**Görev Listesi**.
• a. Metinde Timur dışında adı geçen kişileri sıralayın.
• b. Lütfen metinden "Erzurum’dan sonra Ab-ı" sözleriyle başlayıp "elçisini kabul etti." sözlerine kadar süren bölümü hiç değiştirmeden çıkarın.

Erzurum’dan sonra Ab-ı Çabakcur/Çapakçur suyu (şimdi: Bingöl ili merkezi Çabakçur’dan geçip sağdan Murat nehrine karışan suya) kenarına geldi. Burada karargah kurarak ordusundan seçtiği üç tümeni Kara Mehmed’in üzerine gönderdi. Bu tümenlerden birisine bizzat oğlu Miran Şah kumanda ediyordu. Müdafaaya çekilen Kara Mehmet’in üzerine yürüyen Miran Şah bol ganimetlerle geri dönmüştü. Yine aynı yerde Erzincan idarecisi Taharten’in elçisini kabul etti.
Timur’un bu tarihte Kara Mehmet’le ilgili faaliyetleri için Emeni müverrihi Medzoplu Toma şu ifadede bulunur: “Timurlenk ise, ilkbaharda kendi askeri ile gafilden Türkmen Kara Mehmed’in üstüne yürüdü. O, bu haberi alıp kaçtı. O (Timurlenk) ise, süratle ilerleyerek uzun bir yolu köpker gibi çabuk geçti ve bir nice günden sonra Çapakçur vilayetinde ona (Kara Mehmed’e) yetişti. Bu vakit o (Kara Mehmed) kendi askerlerini geri dönderip mundar müstebiti (Timur’u) mağlup edip kaçmaya mecbur etti. Onun ordu komutanı Lokmakan’ı öldürdü. Askerlerine büyük telefat verdi.”20 diyerek Kara Mehmed’in Timur’a karşı galibiyetinden söz eder. Dağlarda mevki almış olan Kara Mehmed’i ele geçiremeyeceğini anlayan Timur, Muş sahrasına vasıl olmuş ve burada yaylamakta olan oymakları garet ettikten sonra Ahlat önüne gelmiştir. Ahlat’ı ve sonra Adilcevaz’ı zapteden Timur, ağırlığının bulunduğu Aladağ’a yönelmiş ve burada Abaka Sarayı çayırlığında biraz oturduktan sonra, yeniden Van Gölü havzasına inerek, Van şehrini almış ve 1387 güzünde oradan İsfahan’a, haliyle İran’a dönmüştür.21 Fakat, Timur ordusuyla çekildikten sonra Kara Mehmed yine ülkesine sahip olup,Timur’un koruyucularından her yeri geri aldı.

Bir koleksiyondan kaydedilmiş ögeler
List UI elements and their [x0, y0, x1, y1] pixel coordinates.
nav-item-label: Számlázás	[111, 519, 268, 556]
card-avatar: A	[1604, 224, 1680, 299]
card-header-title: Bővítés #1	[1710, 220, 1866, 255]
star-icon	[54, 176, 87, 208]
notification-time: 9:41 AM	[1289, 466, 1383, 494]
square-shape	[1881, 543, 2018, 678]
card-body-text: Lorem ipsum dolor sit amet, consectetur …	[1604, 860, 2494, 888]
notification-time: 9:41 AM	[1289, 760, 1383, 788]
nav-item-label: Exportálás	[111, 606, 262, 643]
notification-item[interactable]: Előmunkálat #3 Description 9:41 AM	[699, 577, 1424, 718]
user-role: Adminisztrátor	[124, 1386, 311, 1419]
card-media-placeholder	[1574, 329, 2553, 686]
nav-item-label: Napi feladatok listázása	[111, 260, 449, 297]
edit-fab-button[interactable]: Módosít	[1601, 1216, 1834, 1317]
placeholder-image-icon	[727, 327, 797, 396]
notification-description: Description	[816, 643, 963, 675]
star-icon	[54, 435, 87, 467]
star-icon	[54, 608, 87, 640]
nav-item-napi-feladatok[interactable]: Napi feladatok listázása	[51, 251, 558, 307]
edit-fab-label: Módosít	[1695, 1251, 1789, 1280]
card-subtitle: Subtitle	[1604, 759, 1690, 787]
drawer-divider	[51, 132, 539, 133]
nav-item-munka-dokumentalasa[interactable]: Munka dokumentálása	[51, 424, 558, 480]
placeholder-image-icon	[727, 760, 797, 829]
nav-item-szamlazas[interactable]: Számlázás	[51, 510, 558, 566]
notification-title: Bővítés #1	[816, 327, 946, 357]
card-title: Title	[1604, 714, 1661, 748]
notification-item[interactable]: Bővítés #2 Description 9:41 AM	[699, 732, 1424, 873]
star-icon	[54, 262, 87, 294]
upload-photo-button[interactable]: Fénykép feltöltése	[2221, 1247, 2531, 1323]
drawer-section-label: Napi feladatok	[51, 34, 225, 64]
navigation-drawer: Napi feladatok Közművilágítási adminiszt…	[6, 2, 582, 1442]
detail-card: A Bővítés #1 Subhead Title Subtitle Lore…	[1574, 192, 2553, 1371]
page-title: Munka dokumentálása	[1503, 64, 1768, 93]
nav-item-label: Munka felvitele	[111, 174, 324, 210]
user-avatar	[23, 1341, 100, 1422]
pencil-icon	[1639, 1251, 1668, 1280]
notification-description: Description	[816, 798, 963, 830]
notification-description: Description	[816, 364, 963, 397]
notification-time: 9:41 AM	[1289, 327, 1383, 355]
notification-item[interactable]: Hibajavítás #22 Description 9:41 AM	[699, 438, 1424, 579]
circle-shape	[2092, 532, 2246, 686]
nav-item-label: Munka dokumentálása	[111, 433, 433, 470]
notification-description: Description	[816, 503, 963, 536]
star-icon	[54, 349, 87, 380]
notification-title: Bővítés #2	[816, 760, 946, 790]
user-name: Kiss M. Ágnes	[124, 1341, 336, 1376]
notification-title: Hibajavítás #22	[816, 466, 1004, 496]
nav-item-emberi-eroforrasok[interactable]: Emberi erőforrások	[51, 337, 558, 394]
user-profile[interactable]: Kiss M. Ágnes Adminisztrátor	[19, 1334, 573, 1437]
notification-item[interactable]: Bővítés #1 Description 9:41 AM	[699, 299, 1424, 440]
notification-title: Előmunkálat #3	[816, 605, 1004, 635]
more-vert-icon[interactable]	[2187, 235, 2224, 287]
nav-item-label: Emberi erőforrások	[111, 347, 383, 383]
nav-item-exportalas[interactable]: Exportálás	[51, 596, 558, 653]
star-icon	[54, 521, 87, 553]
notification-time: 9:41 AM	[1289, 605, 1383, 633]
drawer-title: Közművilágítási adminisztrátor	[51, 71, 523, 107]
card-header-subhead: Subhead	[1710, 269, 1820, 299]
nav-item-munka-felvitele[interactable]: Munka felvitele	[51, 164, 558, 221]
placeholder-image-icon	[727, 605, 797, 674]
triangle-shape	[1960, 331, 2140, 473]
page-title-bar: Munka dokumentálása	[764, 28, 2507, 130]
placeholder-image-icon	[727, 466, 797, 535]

**Yanıtlar**.
• a. Kara Mehmed, Miran Şah, Taharten, Medzoplu Toma, Lokmakan

• b.
Erzurum’dan sonra Ab-ı Çabakcur/Çapakçur suyu (şimdi: Bingöl ili merkezi Çabakçur’dan geçip sağdan Murat nehrine karışan suya) kenarına geldi. Burada karargah kurarak ordusundan seçtiği üç tümeni Kara Mehmed’in üzerine gönderdi. Bu tümenlerden birisine bizzat oğlu Miran Şah kumanda ediyordu. Müdafaaya çekilen Kara Mehmet’in üzerine yürüyen Miran Şah bol ganimetlerle geri dönmüştü. Yine aynı yerde Erzincan idarecisi Taharten’in elçisini kabul etti.